» **REQUIREMENTS**: Copy out each line in the material below that has the word "rumbo".

» **RECORD EXCERPTS**:
↓↓↓

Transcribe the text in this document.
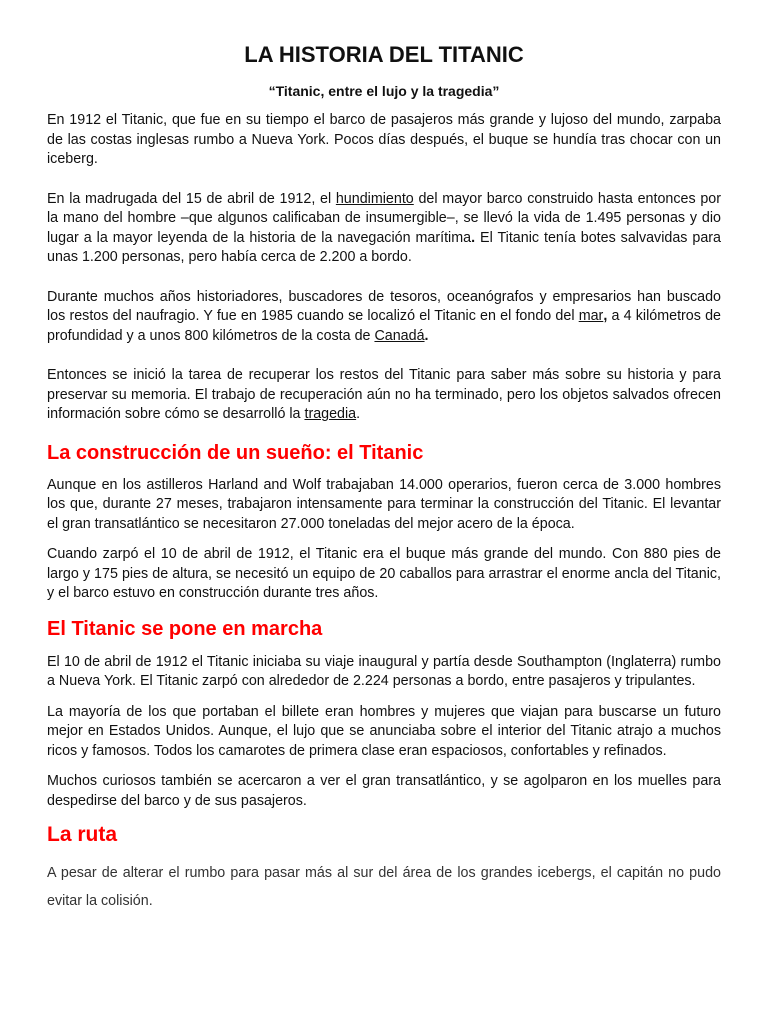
LA HISTORIA DEL TITANIC
“Titanic, entre el lujo y la tragedia”

En 1912 el Titanic, que fue en su tiempo el barco de pasajeros más grande y lujoso del mundo, zarpaba de las costas inglesas rumbo a Nueva York. Pocos días después, el buque se hundía tras chocar con un iceberg.

En la madrugada del 15 de abril de 1912, el hundimiento del mayor barco construido hasta entonces por la mano del hombre –que algunos calificaban de insumergible–, se llevó la vida de 1.495 personas y dio lugar a la mayor leyenda de la historia de la navegación marítima. El Titanic tenía botes salvavidas para unas 1.200 personas, pero había cerca de 2.200 a bordo.

Durante muchos años historiadores, buscadores de tesoros, oceanógrafos y empresarios han buscado los restos del naufragio. Y fue en 1985 cuando se localizó el Titanic en el fondo del mar, a 4 kilómetros de profundidad y a unos 800 kilómetros de la costa de Canadá.

Entonces se inició la tarea de recuperar los restos del Titanic para saber más sobre su historia y para preservar su memoria. El trabajo de recuperación aún no ha terminado, pero los objetos salvados ofrecen información sobre cómo se desarrolló la tragedia.

La construcción de un sueño: el Titanic

Aunque en los astilleros Harland and Wolf trabajaban 14.000 operarios, fueron cerca de 3.000 hombres los que, durante 27 meses, trabajaron intensamente para terminar la construcción del Titanic. El levantar el gran transatlántico se necesitaron 27.000 toneladas del mejor acero de la época.

Cuando zarpó el 10 de abril de 1912, el Titanic era el buque más grande del mundo. Con 880 pies de largo y 175 pies de altura, se necesitó un equipo de 20 caballos para arrastrar el enorme ancla del Titanic, y el barco estuvo en construcción durante tres años.

El Titanic se pone en marcha

El 10 de abril de 1912 el Titanic iniciaba su viaje inaugural y partía desde Southampton (Inglaterra) rumbo a Nueva York. El Titanic zarpó con alrededor de 2.224 personas a bordo, entre pasajeros y tripulantes.

La mayoría de los que portaban el billete eran hombres y mujeres que viajan para buscarse un futuro mejor en Estados Unidos. Aunque, el lujo que se anunciaba sobre el interior del Titanic atrajo a muchos ricos y famosos. Todos los camarotes de primera clase eran espaciosos, confortables y refinados.

Muchos curiosos también se acercaron a ver el gran transatlántico, y se agolparon en los muelles para despedirse del barco y de sus pasajeros.

La ruta

A pesar de alterar el rumbo para pasar más al sur del área de los grandes icebergs, el capitán no pudo evitar la colisión.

↑↑↑

» **EXERCISE OUTPUT**:
En 1912 el Titanic, que fue en su tiempo el barco de pasajeros más grande y lujoso del mundo, zarpaba de las costas inglesas rumbo a Nueva York. Pocos días después, el buque se hundía tras chocar con un iceberg.
El 10 de abril de 1912 el Titanic iniciaba su viaje inaugural y partía desde Southampton (Inglaterra) rumbo a Nueva York. El Titanic zarpó con alrededor de 2.224 personas a bordo, entre pasajeros y tripulantes.
A pesar de alterar el rumbo para pasar más al sur del área de los grandes icebergs, el capitán no pudo evitar la colisión.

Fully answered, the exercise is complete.